An exact copy of all the data is the expected answer.

────

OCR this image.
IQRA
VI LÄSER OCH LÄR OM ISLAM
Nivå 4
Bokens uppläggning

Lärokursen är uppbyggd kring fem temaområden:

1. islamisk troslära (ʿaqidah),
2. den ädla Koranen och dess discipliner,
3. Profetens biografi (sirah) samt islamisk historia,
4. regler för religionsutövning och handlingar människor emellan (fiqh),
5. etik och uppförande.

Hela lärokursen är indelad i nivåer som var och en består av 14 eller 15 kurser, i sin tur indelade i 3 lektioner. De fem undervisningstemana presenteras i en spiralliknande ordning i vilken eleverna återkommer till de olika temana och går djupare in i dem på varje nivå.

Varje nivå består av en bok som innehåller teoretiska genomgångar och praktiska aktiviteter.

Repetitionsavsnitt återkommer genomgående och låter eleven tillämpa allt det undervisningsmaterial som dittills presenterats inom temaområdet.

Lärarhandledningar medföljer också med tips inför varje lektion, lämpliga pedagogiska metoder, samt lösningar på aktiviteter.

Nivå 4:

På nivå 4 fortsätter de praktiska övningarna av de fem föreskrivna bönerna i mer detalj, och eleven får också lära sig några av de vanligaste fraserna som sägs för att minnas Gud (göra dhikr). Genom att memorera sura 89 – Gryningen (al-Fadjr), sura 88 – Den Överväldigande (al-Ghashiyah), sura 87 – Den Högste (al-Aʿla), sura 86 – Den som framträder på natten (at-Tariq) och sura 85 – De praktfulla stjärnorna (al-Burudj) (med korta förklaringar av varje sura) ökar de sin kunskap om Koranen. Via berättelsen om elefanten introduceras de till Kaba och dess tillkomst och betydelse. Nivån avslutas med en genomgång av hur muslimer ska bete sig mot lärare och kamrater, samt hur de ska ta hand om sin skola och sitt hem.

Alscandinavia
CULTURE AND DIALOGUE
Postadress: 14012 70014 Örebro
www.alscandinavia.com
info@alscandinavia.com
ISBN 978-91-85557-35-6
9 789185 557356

────

- **Finished task**
OCR this image.
IQRA
VI LÄSER OCH LÄR OM ISLAM
Nivå 4
Bokens uppläggning

Lärokursen är uppbyggd kring fem temaområden:

1. islamisk troslära (ʿaqidah),
2. den ädla Koranen och dess discipliner,
3. Profetens biografi (sirah) samt islamisk historia,
4. regler för religionsutövning och handlingar människor emellan (fiqh),
5. etik och uppförande.

Hela lärokursen är indelad i nivåer som var och en består av 14 eller 15 kurser, i sin tur indelade i 3 lektioner. De fem undervisningstemana presenteras i en spiralliknande ordning i vilken eleverna återkommer till de olika temana och går djupare in i dem på varje nivå.

Varje nivå består av en bok som innehåller teoretiska genomgångar och praktiska aktiviteter.

Repetitionsavsnitt återkommer genomgående och låter eleven tillämpa allt det undervisningsmaterial som dittills presenterats inom temaområdet.

Lärarhandledningar medföljer också med tips inför varje lektion, lämpliga pedagogiska metoder, samt lösningar på aktiviteter.

Nivå 4:

På nivå 4 fortsätter de praktiska övningarna av de fem föreskrivna bönerna i mer detalj, och eleven får också lära sig några av de vanligaste fraserna som sägs för att minnas Gud (göra dhikr). Genom att memorera sura 89 – Gryningen (al-Fadjr), sura 88 – Den Överväldigande (al-Ghashiyah), sura 87 – Den Högste (al-Aʿla), sura 86 – Den som framträder på natten (at-Tariq) och sura 85 – De praktfulla stjärnorna (al-Burudj) (med korta förklaringar av varje sura) ökar de sin kunskap om Koranen. Via berättelsen om elefanten introduceras de till Kaba och dess tillkomst och betydelse. Nivån avslutas med en genomgång av hur muslimer ska bete sig mot lärare och kamrater, samt hur de ska ta hand om sin skola och sitt hem.

Alscandinavia
CULTURE AND DIALOGUE
Postadress: 14012 70014 Örebro
www.alscandinavia.com
info@alscandinavia.com
ISBN 978-91-85557-35-6
9 789185 557356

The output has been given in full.